- _Objective_:
Keep only the lines that hold the string "μέσο", filtering out the rest of the entries below.

----------------------------------------

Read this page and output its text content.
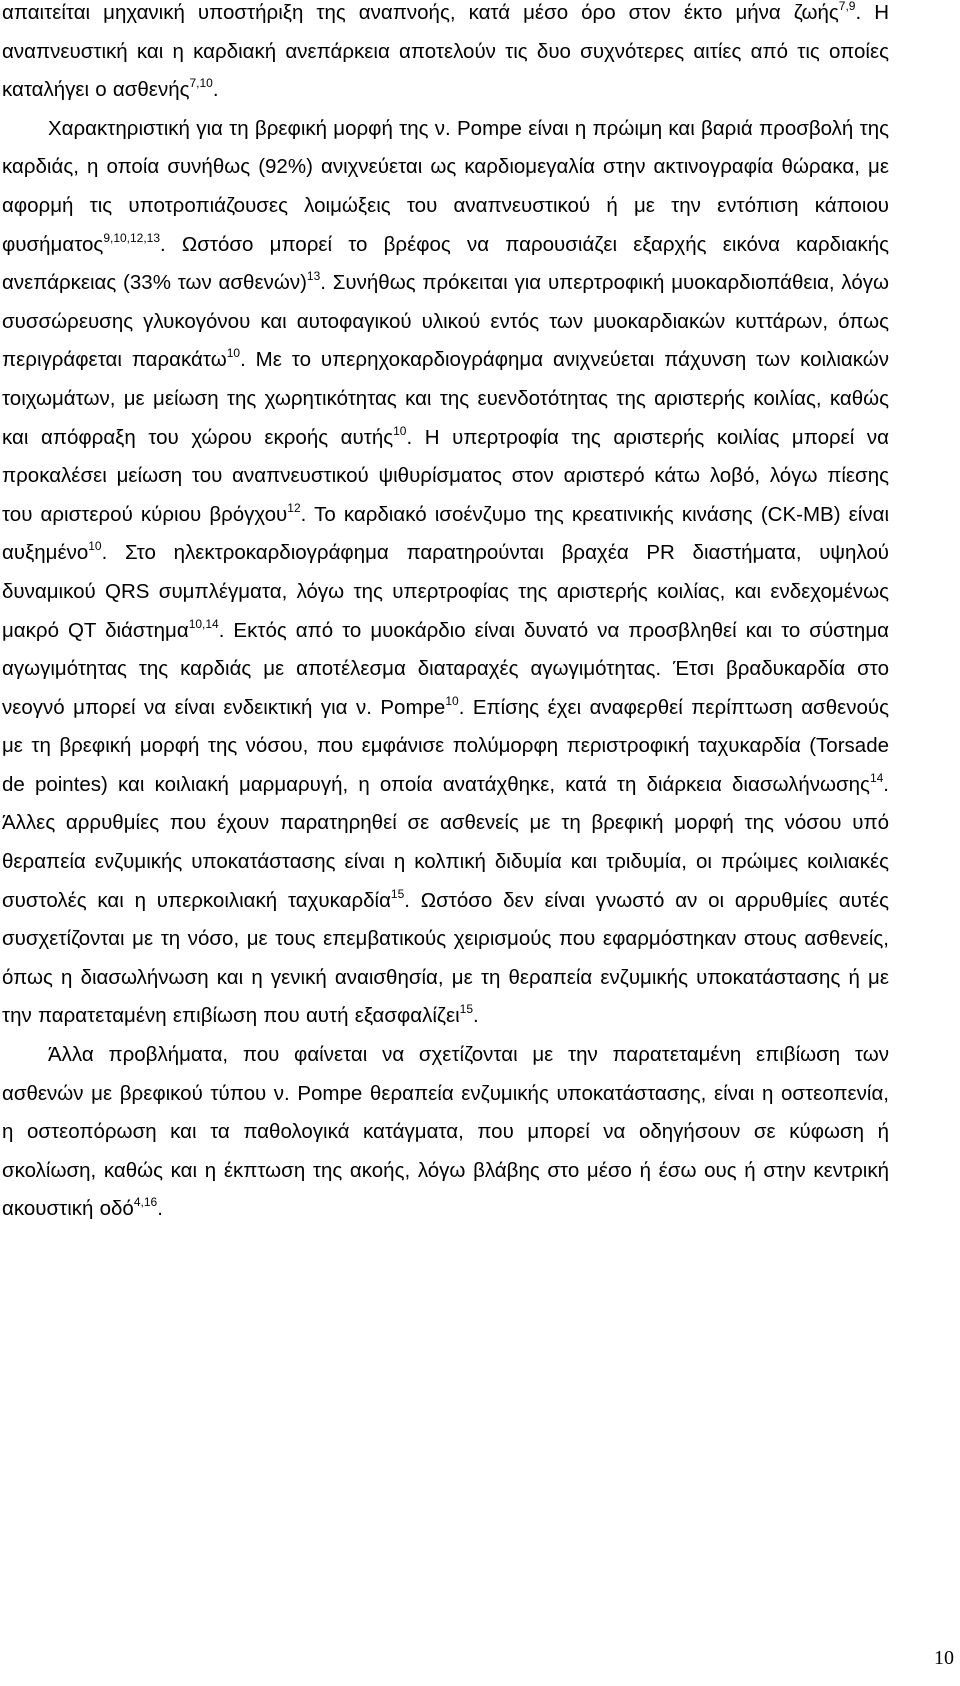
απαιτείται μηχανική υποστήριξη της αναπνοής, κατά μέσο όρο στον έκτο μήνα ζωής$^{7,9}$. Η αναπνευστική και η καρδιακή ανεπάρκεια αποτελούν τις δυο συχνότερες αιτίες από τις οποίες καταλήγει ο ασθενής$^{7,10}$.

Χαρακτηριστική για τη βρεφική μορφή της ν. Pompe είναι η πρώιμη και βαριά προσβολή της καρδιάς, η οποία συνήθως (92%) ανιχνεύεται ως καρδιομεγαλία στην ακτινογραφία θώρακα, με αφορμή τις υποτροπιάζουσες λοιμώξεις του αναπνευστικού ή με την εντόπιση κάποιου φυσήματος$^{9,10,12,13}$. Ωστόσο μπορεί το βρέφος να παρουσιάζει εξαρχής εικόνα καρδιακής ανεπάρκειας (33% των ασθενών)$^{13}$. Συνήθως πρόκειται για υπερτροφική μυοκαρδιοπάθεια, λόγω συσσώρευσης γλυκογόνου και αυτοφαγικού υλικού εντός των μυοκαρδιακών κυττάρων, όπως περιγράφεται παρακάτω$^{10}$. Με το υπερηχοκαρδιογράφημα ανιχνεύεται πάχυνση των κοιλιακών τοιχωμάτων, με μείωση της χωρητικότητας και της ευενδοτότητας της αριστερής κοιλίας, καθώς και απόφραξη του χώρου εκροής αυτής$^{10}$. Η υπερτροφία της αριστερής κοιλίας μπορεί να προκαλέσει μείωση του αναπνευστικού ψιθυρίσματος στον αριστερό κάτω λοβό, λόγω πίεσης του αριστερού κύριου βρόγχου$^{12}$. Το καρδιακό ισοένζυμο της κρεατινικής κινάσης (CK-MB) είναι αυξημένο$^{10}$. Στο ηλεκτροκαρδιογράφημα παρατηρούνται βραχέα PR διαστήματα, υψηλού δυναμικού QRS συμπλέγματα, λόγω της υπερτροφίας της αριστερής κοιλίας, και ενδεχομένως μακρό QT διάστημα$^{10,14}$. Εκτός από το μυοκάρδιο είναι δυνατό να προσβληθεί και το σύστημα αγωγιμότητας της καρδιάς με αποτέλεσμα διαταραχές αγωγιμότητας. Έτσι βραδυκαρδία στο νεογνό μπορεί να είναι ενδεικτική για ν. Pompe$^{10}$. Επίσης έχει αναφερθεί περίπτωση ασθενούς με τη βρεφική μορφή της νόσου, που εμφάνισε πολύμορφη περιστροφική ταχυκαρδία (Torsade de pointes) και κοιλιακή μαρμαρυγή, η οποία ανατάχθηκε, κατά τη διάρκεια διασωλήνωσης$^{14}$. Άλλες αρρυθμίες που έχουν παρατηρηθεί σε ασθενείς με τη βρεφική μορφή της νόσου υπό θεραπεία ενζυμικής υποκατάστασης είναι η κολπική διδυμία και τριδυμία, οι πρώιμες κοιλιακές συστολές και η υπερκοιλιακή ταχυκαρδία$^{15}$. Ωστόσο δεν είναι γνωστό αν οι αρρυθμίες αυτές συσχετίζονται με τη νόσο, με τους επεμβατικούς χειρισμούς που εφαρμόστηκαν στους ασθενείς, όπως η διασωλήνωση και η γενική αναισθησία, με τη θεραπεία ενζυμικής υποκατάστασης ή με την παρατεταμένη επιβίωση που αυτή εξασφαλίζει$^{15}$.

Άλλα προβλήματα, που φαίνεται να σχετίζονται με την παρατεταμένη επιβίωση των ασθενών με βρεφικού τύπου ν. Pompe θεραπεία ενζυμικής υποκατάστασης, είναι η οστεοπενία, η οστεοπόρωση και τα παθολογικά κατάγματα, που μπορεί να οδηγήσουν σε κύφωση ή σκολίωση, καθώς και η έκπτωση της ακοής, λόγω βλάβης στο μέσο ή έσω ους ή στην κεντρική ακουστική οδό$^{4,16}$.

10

----------------------------------------

- _Solved problem_:
απαιτείται μηχανική υποστήριξη της αναπνοής, κατά μέσο όρο στον έκτο μήνα ζωής$^{7,9}$. Η αναπνευστική και η καρδιακή ανεπάρκεια αποτελούν τις δυο συχνότερες αιτίες από τις οποίες καταλήγει ο ασθενής$^{7,10}$.
Άλλα προβλήματα, που φαίνεται να σχετίζονται με την παρατεταμένη επιβίωση των ασθενών με βρεφικού τύπου ν. Pompe θεραπεία ενζυμικής υποκατάστασης, είναι η οστεοπενία, η οστεοπόρωση και τα παθολογικά κατάγματα, που μπορεί να οδηγήσουν σε κύφωση ή σκολίωση, καθώς και η έκπτωση της ακοής, λόγω βλάβης στο μέσο ή έσω ους ή στην κεντρική ακουστική οδό$^{4,16}$.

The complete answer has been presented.